┌──

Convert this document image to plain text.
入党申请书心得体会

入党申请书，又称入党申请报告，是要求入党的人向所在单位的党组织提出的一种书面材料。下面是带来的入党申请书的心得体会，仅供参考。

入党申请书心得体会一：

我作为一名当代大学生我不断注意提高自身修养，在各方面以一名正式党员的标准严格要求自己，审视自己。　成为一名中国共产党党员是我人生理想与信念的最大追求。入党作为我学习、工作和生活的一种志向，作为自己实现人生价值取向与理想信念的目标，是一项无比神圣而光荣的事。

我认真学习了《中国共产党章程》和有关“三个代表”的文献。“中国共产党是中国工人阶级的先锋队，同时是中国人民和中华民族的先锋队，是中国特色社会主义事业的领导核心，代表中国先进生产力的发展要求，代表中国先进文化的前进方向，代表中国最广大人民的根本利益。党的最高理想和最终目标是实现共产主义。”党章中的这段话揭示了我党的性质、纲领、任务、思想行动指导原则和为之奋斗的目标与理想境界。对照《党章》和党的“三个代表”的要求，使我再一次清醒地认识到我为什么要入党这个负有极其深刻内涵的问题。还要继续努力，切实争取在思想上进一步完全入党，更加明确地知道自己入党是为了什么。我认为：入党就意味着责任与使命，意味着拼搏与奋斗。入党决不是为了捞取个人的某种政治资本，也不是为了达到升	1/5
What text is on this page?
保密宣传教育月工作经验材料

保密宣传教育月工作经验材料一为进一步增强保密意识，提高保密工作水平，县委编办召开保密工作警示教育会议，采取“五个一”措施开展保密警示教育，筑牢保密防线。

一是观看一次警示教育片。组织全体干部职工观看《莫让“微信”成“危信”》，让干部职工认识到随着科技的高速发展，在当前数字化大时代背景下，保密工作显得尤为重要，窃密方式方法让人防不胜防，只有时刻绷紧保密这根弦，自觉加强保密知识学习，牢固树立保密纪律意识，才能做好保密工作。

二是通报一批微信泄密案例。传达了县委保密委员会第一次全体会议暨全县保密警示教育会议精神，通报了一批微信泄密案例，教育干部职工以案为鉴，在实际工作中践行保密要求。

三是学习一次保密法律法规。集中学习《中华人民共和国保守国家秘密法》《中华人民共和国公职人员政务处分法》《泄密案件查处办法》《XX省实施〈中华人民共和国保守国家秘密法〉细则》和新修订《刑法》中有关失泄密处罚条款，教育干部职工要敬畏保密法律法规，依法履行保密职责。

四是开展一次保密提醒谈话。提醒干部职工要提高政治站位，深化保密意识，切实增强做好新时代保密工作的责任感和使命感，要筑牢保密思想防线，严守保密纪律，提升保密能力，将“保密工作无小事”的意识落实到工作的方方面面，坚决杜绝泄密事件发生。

└──

→ **Set task**: Restate each record exactly as written.

→ **Answer to this task**:
Convert this document image to plain text.
入党申请书心得体会

入党申请书，又称入党申请报告，是要求入党的人向所在单位的党组织提出的一种书面材料。下面是带来的入党申请书的心得体会，仅供参考。

入党申请书心得体会一：

我作为一名当代大学生我不断注意提高自身修养，在各方面以一名正式党员的标准严格要求自己，审视自己。　成为一名中国共产党党员是我人生理想与信念的最大追求。入党作为我学习、工作和生活的一种志向，作为自己实现人生价值取向与理想信念的目标，是一项无比神圣而光荣的事。

我认真学习了《中国共产党章程》和有关“三个代表”的文献。“中国共产党是中国工人阶级的先锋队，同时是中国人民和中华民族的先锋队，是中国特色社会主义事业的领导核心，代表中国先进生产力的发展要求，代表中国先进文化的前进方向，代表中国最广大人民的根本利益。党的最高理想和最终目标是实现共产主义。”党章中的这段话揭示了我党的性质、纲领、任务、思想行动指导原则和为之奋斗的目标与理想境界。对照《党章》和党的“三个代表”的要求，使我再一次清醒地认识到我为什么要入党这个负有极其深刻内涵的问题。还要继续努力，切实争取在思想上进一步完全入党，更加明确地知道自己入党是为了什么。我认为：入党就意味着责任与使命，意味着拼搏与奋斗。入党决不是为了捞取个人的某种政治资本，也不是为了达到升	1/5
What text is on this page?
保密宣传教育月工作经验材料

保密宣传教育月工作经验材料一为进一步增强保密意识，提高保密工作水平，县委编办召开保密工作警示教育会议，采取“五个一”措施开展保密警示教育，筑牢保密防线。

一是观看一次警示教育片。组织全体干部职工观看《莫让“微信”成“危信”》，让干部职工认识到随着科技的高速发展，在当前数字化大时代背景下，保密工作显得尤为重要，窃密方式方法让人防不胜防，只有时刻绷紧保密这根弦，自觉加强保密知识学习，牢固树立保密纪律意识，才能做好保密工作。

二是通报一批微信泄密案例。传达了县委保密委员会第一次全体会议暨全县保密警示教育会议精神，通报了一批微信泄密案例，教育干部职工以案为鉴，在实际工作中践行保密要求。

三是学习一次保密法律法规。集中学习《中华人民共和国保守国家秘密法》《中华人民共和国公职人员政务处分法》《泄密案件查处办法》《XX省实施〈中华人民共和国保守国家秘密法〉细则》和新修订《刑法》中有关失泄密处罚条款，教育干部职工要敬畏保密法律法规，依法履行保密职责。

四是开展一次保密提醒谈话。提醒干部职工要提高政治站位，深化保密意识，切实增强做好新时代保密工作的责任感和使命感，要筑牢保密思想防线，严守保密纪律，提升保密能力，将“保密工作无小事”的意识落实到工作的方方面面，坚决杜绝泄密事件发生。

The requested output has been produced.